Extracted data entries
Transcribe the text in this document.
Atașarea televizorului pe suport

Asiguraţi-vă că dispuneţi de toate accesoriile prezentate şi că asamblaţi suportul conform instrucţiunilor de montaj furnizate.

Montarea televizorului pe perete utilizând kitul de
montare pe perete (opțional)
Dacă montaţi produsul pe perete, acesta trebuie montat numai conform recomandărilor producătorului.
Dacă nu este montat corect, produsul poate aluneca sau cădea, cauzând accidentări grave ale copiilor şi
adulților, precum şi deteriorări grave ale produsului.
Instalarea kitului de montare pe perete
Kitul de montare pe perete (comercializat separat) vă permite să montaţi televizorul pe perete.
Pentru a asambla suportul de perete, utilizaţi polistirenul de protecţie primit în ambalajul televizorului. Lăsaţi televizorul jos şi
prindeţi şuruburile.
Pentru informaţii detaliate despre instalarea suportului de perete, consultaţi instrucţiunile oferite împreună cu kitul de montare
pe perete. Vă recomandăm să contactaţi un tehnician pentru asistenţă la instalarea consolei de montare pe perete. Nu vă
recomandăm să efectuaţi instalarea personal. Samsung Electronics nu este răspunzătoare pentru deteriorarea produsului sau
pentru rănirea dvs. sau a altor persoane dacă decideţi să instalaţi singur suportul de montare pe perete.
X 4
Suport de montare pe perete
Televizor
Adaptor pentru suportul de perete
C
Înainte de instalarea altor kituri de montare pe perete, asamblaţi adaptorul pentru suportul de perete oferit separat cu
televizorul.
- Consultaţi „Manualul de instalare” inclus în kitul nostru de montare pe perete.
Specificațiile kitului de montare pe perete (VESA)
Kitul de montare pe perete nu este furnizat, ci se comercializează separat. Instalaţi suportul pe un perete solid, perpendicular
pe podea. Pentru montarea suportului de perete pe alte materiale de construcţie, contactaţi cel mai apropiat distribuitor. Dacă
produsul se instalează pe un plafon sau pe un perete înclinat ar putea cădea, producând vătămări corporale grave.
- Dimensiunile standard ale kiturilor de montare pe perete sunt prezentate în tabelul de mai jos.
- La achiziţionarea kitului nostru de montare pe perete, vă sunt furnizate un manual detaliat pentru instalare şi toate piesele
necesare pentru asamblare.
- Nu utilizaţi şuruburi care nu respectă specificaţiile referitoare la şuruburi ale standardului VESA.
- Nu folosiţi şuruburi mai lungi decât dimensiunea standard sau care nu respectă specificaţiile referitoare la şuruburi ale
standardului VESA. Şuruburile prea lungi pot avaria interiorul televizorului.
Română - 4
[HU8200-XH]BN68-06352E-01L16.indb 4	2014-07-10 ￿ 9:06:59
==
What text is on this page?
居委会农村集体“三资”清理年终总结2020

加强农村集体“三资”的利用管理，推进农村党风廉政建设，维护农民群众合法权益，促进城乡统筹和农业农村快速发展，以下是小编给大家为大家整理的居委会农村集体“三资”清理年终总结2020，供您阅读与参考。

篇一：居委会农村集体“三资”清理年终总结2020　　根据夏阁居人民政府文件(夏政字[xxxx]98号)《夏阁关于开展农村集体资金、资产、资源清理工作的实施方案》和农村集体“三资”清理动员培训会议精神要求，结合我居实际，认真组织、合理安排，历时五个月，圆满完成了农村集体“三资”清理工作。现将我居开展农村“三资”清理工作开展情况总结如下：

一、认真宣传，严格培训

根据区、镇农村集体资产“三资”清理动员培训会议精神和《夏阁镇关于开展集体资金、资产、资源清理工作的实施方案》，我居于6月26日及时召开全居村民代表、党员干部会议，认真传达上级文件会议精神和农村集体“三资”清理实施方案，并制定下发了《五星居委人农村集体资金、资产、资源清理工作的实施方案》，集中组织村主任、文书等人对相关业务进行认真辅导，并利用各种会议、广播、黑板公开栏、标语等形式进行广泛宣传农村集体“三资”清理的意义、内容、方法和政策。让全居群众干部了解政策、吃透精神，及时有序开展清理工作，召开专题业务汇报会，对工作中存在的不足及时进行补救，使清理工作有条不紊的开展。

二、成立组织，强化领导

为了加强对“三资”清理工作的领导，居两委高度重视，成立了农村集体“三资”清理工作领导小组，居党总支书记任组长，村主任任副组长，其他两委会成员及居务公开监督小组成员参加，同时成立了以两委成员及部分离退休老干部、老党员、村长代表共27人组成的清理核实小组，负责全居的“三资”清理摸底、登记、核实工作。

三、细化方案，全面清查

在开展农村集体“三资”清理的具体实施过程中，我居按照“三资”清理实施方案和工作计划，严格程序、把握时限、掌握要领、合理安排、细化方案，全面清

● What you need to do
How many lines of the listing above include the word "cădea"? Reply with the number alone.

● Result of the exercise
2